> **Work required**: Here are some records; copy every line that holds the word "rendabel".

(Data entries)
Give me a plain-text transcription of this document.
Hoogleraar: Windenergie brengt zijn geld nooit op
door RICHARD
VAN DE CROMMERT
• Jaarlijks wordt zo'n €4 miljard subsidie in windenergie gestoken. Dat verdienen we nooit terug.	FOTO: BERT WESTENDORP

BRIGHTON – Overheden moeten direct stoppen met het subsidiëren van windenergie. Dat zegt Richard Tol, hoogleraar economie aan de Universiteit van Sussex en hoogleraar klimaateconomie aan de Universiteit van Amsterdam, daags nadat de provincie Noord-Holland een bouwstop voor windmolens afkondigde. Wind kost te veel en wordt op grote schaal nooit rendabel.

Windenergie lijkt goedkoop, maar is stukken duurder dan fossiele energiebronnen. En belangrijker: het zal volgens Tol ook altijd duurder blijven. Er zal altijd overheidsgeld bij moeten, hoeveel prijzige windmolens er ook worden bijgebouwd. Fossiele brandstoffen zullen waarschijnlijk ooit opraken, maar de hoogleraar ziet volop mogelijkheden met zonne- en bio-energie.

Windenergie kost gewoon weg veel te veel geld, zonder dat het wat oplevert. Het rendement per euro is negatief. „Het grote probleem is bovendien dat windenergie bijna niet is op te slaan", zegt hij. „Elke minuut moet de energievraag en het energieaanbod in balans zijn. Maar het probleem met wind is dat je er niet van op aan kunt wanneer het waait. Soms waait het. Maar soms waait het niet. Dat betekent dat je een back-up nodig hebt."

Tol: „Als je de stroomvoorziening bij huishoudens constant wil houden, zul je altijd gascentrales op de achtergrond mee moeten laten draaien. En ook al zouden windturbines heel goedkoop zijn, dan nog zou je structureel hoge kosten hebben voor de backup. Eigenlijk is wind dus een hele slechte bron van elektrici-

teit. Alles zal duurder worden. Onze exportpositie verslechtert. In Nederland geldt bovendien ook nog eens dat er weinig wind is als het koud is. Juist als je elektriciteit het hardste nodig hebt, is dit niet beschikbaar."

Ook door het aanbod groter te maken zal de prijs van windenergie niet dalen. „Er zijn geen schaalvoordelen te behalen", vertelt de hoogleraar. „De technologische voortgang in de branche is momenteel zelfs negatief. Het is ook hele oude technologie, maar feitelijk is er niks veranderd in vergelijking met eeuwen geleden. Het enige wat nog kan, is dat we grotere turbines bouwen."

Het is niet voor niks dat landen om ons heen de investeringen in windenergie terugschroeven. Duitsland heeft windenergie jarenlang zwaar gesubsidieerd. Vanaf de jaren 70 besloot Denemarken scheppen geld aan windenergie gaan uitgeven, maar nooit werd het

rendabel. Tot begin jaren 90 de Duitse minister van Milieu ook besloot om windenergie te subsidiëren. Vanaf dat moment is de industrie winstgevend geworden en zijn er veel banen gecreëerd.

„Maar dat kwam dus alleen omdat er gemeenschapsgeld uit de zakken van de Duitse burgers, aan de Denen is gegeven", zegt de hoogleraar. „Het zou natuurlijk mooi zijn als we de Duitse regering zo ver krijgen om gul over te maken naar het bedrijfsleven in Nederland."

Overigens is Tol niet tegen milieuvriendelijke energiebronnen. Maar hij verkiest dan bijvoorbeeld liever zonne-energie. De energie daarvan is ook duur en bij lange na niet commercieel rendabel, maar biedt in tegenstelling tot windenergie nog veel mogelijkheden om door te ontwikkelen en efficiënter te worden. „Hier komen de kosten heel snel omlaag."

> **Answer to the problem**:
BRIGHTON – Overheden moeten direct stoppen met het subsidiëren van windenergie. Dat zegt Richard Tol, hoogleraar economie aan de Universiteit van Sussex en hoogleraar klimaateconomie aan de Universiteit van Amsterdam, daags nadat de provincie Noord-Holland een bouwstop voor windmolens afkondigde. Wind kost te veel en wordt op grote schaal nooit rendabel.
rendabel. Tot begin jaren 90 de Duitse minister van Milieu ook besloot om windenergie te subsidiëren. Vanaf dat moment is de industrie winstgevend geworden en zijn er veel banen gecreëerd.
Overigens is Tol niet tegen milieuvriendelijke energiebronnen. Maar hij verkiest dan bijvoorbeeld liever zonne-energie. De energie daarvan is ook duur en bij lange na niet commercieel rendabel, maar biedt in tegenstelling tot windenergie nog veel mogelijkheden om door te ontwikkelen en efficiënter te worden. „Hier komen de kosten heel snel omlaag."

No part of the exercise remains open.